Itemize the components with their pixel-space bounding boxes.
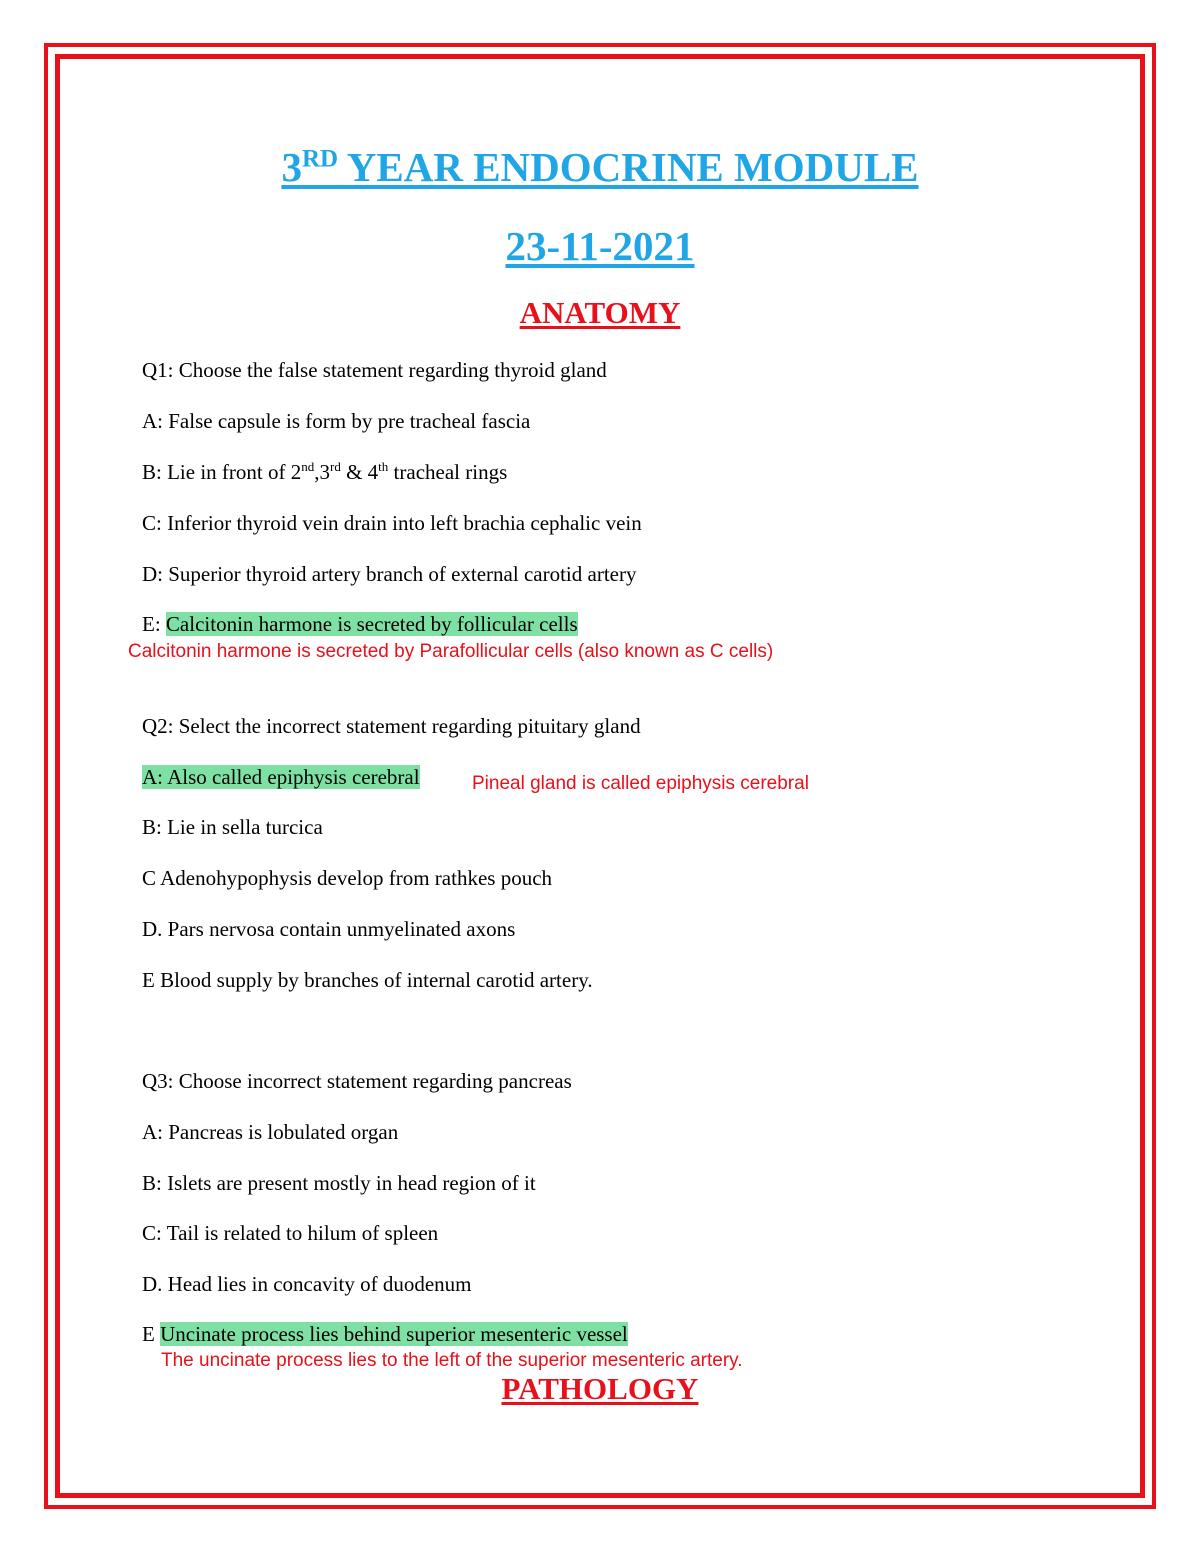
q3-option-c: C: Tail is related to hilum of spleen [142, 1221, 439, 1245]
section-pathology: PATHOLOGY [501, 1371, 699, 1406]
q1-option-c: C: Inferior thyroid vein drain into left brachia cephalic vein [142, 511, 642, 535]
title-superscript: RD [301, 145, 339, 173]
q2-a-highlighted-answer: A: Also called epiphysis cerebral [142, 765, 420, 789]
q1-b-part3: & 4 [340, 460, 379, 484]
q1-e-prefix: E: [142, 612, 166, 636]
q1-b-part1: B: Lie in front of 2 [142, 460, 302, 484]
exam-date: 23-11-2021 [505, 223, 695, 269]
q1-b-part2: ,3 [314, 460, 330, 484]
q1-b-sup3: th [378, 459, 389, 474]
section-anatomy: ANATOMY [519, 295, 681, 330]
q2-option-a [142, 765, 420, 789]
q2-correction-note: Pineal gland is called epiphysis cerebral [472, 773, 809, 794]
q3-e-highlighted-answer: Uncinate process lies behind superior mesenteric vessel [160, 1322, 628, 1346]
q3-question: Q3: Choose incorrect statement regarding pancreas [142, 1069, 572, 1093]
q3-correction-note: The uncinate process lies to the left of the superior mesenteric artery. [161, 1350, 743, 1371]
q3-option-d: D. Head lies in concavity of duodenum [142, 1272, 472, 1296]
q1-option-a: A: False capsule is form by pre tracheal fascia [142, 409, 531, 433]
q1-b-sup2: rd [329, 459, 341, 474]
q1-option-e [142, 612, 578, 636]
q2-option-b: B: Lie in sella turcica [142, 815, 323, 839]
q1-e-highlighted-answer: Calcitonin harmone is secreted by follicular cells [165, 612, 578, 636]
q3-e-prefix: E [142, 1322, 161, 1346]
q1-question: Q1: Choose the false statement regarding thyroid gland [142, 358, 607, 382]
q1-option-b [142, 460, 507, 484]
q2-option-d: D. Pars nervosa contain unmyelinated axons [142, 917, 516, 941]
q2-option-c: C Adenohypophysis develop from rathkes pouch [142, 866, 553, 890]
module-title [0, 143, 1200, 191]
q2-option-e: E Blood supply by branches of internal carotid artery. [142, 968, 593, 992]
q3-option-e [142, 1322, 628, 1346]
q1-b-part4: tracheal rings [388, 460, 508, 484]
q1-b-sup1: nd [301, 459, 315, 474]
title-prefix: 3 [281, 144, 302, 190]
q3-option-b: B: Islets are present mostly in head region of it [142, 1171, 536, 1195]
q2-question: Q2: Select the incorrect statement regarding pituitary gland [142, 714, 641, 738]
q3-option-a: A: Pancreas is lobulated organ [142, 1120, 399, 1144]
q1-option-d: D: Superior thyroid artery branch of external carotid artery [142, 562, 637, 586]
q1-correction-note: Calcitonin harmone is secreted by Parafollicular cells (also known as C cells) [128, 641, 774, 662]
title-rest: YEAR ENDOCRINE MODULE [338, 144, 919, 190]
◆ ◆ ◆
### THE TASK
Show every line of the material that includes the string "harmone".

### SOLUTION FOR THIS TASK
q1-e-highlighted-answer: Calcitonin harmone is secreted by follicular cells [165, 612, 578, 636]
q1-correction-note: Calcitonin harmone is secreted by Parafollicular cells (also known as C cells) [128, 641, 774, 662]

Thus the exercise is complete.